:: What you should do ::
Can you print the data exactly and leave out each image?
--- START OF Material to process ---
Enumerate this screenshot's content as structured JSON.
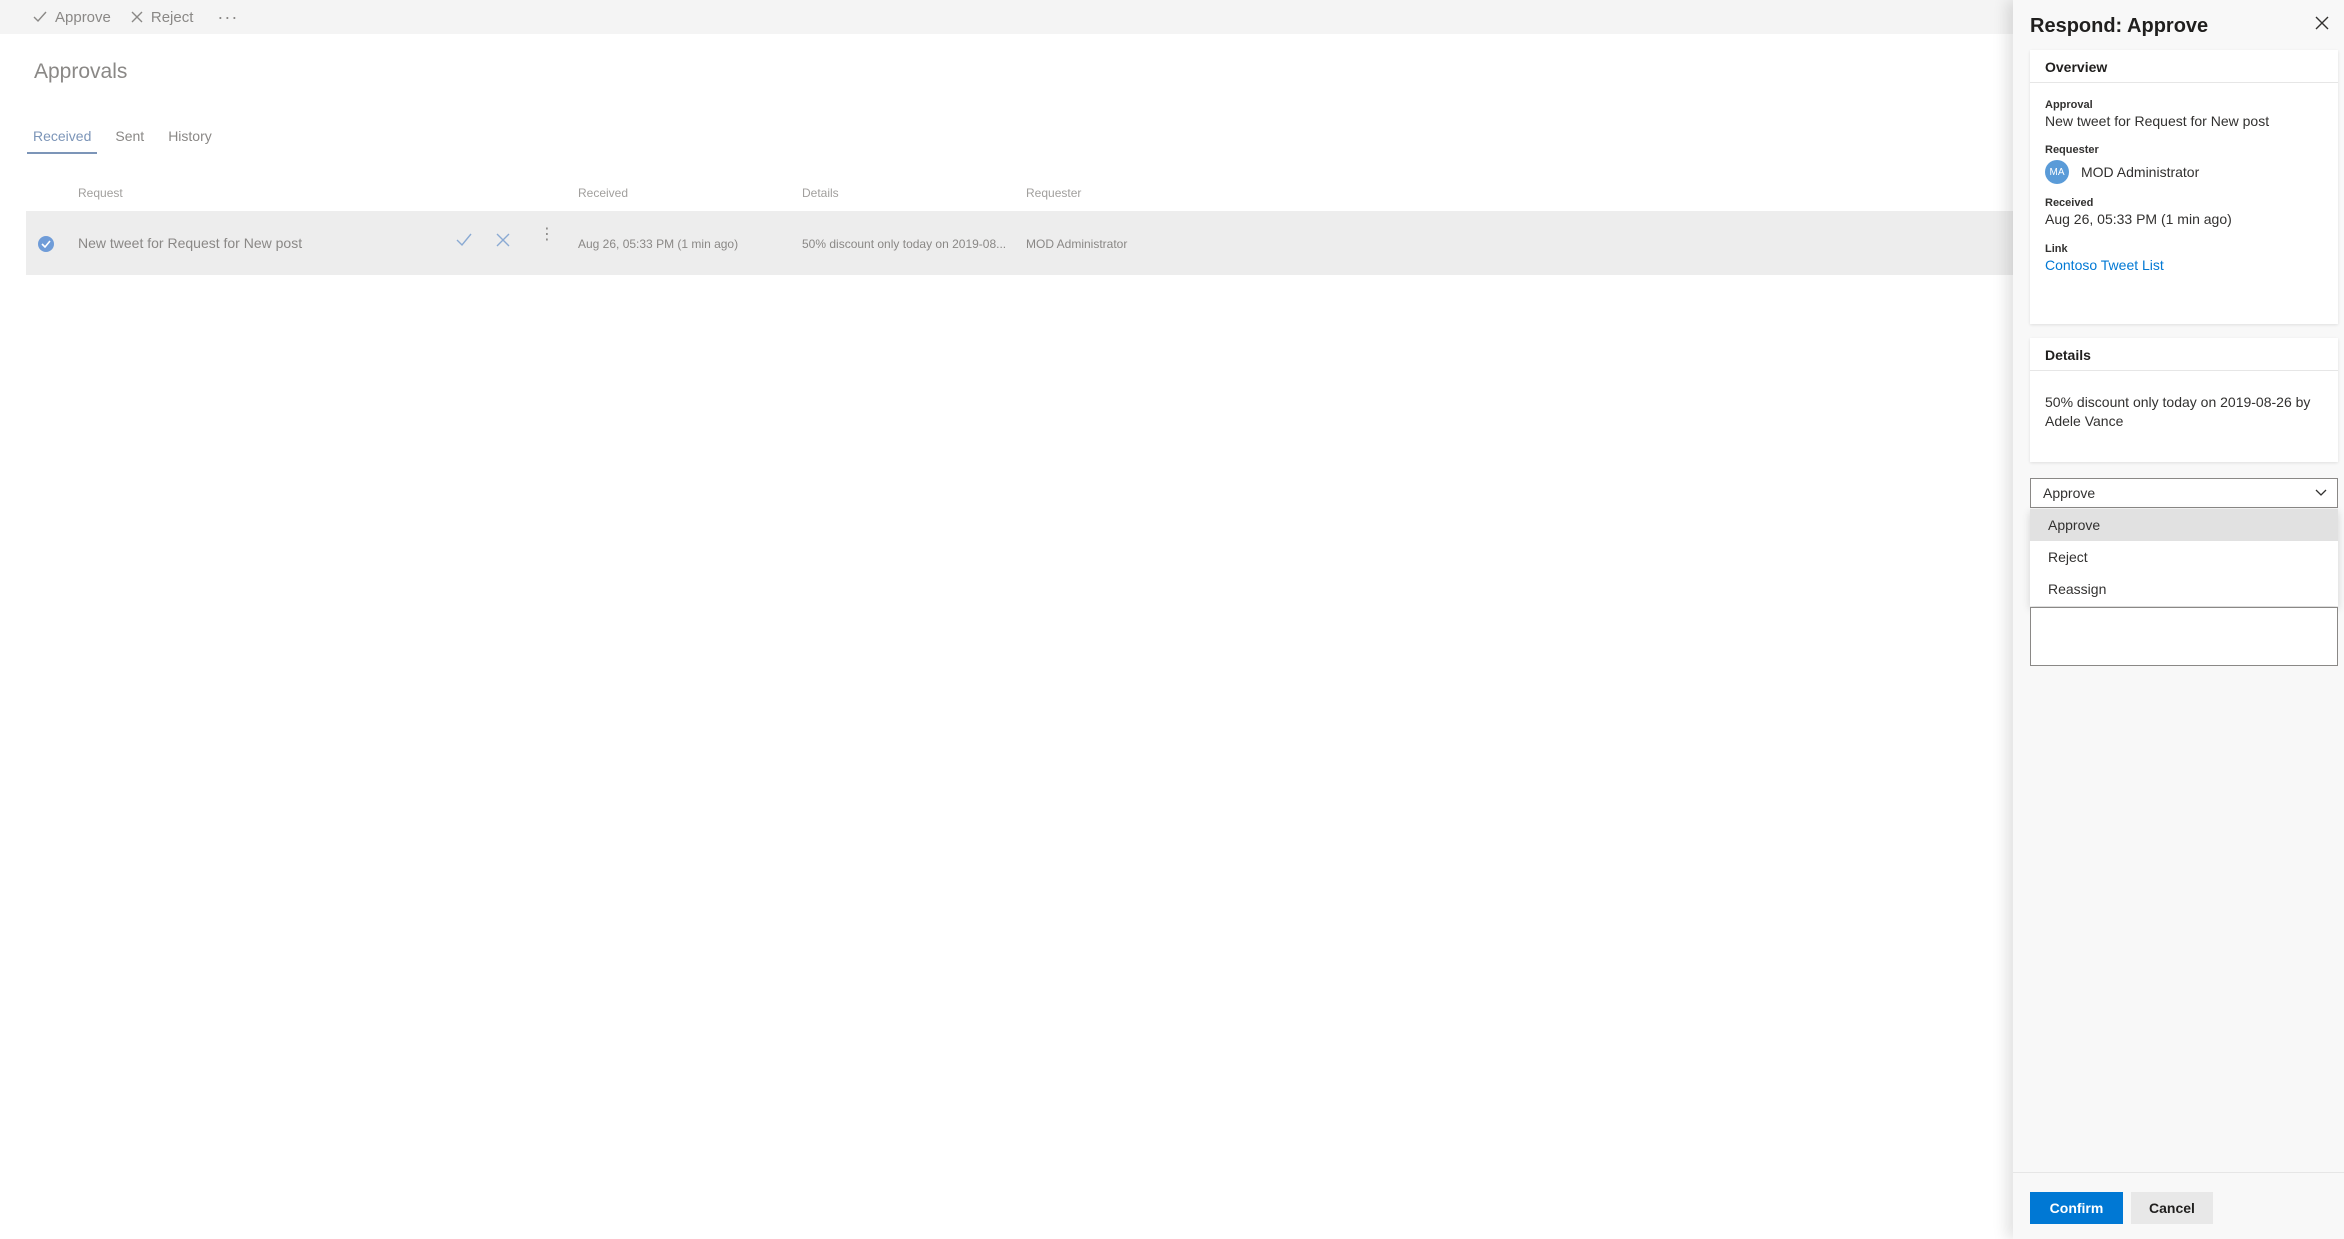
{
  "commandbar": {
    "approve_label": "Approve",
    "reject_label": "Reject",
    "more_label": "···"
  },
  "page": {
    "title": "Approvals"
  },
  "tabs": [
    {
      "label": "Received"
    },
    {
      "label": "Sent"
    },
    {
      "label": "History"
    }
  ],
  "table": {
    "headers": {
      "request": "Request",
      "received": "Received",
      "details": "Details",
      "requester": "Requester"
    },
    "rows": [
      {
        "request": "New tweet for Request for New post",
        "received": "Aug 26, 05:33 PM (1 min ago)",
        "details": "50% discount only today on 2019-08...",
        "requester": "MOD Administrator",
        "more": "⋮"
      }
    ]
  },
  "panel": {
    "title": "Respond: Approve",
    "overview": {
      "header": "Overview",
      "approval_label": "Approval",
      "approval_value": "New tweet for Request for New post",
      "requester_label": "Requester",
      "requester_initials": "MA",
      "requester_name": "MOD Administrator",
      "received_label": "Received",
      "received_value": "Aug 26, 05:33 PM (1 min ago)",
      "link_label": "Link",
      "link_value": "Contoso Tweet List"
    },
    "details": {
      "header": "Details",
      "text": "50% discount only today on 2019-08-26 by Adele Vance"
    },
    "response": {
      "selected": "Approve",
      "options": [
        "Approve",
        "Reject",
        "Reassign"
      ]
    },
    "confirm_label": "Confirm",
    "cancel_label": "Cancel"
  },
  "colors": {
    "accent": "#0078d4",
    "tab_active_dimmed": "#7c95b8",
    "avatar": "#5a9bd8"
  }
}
--- END OF Material to process ---
:: Written reply ::
Enumerate this screenshot's content as structured JSON.
{
  "commandbar": {
    "approve_label": "Approve",
    "reject_label": "Reject",
    "more_label": "···"
  },
  "page": {
    "title": "Approvals"
  },
  "tabs": [
    {
      "label": "Received"
    },
    {
      "label": "Sent"
    },
    {
      "label": "History"
    }
  ],
  "table": {
    "headers": {
      "request": "Request",
      "received": "Received",
      "details": "Details",
      "requester": "Requester"
    },
    "rows": [
      {
        "request": "New tweet for Request for New post",
        "received": "Aug 26, 05:33 PM (1 min ago)",
        "details": "50% discount only today on 2019-08...",
        "requester": "MOD Administrator",
        "more": "⋮"
      }
    ]
  },
  "panel": {
    "title": "Respond: Approve",
    "overview": {
      "header": "Overview",
      "approval_label": "Approval",
      "approval_value": "New tweet for Request for New post",
      "requester_label": "Requester",
      "requester_initials": "MA",
      "requester_name": "MOD Administrator",
      "received_label": "Received",
      "received_value": "Aug 26, 05:33 PM (1 min ago)",
      "link_label": "Link",
      "link_value": "Contoso Tweet List"
    },
    "details": {
      "header": "Details",
      "text": "50% discount only today on 2019-08-26 by Adele Vance"
    },
    "response": {
      "selected": "Approve",
      "options": [
        "Approve",
        "Reject",
        "Reassign"
      ]
    },
    "confirm_label": "Confirm",
    "cancel_label": "Cancel"
  },
  "colors": {
    "accent": "#0078d4",
    "tab_active_dimmed": "#7c95b8",
    "avatar": "#5a9bd8"
  }
}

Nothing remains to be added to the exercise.